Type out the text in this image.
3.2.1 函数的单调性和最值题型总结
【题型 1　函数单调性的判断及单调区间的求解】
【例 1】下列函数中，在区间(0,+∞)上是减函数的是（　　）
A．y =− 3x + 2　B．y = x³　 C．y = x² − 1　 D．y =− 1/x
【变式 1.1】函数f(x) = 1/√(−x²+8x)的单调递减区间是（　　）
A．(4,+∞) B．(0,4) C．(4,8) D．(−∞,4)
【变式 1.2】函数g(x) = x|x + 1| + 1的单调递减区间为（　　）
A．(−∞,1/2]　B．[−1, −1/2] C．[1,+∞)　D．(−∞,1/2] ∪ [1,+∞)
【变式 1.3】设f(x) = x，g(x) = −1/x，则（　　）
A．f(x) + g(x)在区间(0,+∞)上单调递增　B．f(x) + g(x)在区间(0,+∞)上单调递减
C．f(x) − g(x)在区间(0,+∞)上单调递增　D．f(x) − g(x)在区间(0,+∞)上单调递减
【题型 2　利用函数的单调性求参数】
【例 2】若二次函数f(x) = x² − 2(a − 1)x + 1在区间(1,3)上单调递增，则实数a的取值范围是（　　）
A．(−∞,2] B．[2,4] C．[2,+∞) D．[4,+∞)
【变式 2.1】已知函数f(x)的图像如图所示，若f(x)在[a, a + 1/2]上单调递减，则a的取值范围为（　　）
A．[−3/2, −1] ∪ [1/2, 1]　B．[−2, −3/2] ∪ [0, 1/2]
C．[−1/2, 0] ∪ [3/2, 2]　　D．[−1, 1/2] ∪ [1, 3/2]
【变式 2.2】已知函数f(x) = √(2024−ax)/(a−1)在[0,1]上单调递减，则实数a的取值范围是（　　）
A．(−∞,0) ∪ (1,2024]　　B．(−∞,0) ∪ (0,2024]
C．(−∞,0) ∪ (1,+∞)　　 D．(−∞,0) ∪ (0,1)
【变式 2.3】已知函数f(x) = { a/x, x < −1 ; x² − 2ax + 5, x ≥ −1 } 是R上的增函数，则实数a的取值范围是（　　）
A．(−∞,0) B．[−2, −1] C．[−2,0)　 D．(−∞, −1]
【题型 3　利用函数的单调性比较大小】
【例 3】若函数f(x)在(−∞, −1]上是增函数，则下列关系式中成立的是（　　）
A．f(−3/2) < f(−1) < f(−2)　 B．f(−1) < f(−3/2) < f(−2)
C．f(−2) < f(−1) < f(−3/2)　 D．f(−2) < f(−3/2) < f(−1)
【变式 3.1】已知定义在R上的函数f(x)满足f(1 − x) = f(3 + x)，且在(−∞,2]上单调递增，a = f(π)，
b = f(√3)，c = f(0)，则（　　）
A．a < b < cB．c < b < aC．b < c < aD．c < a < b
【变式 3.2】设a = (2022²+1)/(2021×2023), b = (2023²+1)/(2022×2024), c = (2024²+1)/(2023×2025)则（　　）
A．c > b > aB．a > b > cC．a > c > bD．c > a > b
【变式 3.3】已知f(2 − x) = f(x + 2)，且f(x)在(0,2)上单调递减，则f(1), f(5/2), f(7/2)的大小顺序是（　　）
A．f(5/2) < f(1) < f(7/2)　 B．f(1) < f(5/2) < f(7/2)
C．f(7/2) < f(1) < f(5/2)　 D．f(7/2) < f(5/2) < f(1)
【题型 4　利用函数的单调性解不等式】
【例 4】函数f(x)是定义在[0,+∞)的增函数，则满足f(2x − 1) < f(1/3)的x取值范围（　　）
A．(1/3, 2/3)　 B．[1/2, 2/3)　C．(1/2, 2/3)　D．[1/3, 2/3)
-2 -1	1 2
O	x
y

-=-=-

◆ **Task statement**
Show every line from the listing above in which the string "已知函数f" appears.

◆ **Finished task**
【变式 2.1】已知函数f(x)的图像如图所示，若f(x)在[a, a + 1/2]上单调递减，则a的取值范围为（　　）
【变式 2.2】已知函数f(x) = √(2024−ax)/(a−1)在[0,1]上单调递减，则实数a的取值范围是（　　）
【变式 2.3】已知函数f(x) = { a/x, x < −1 ; x² − 2ax + 5, x ≥ −1 } 是R上的增函数，则实数a的取值范围是（　　）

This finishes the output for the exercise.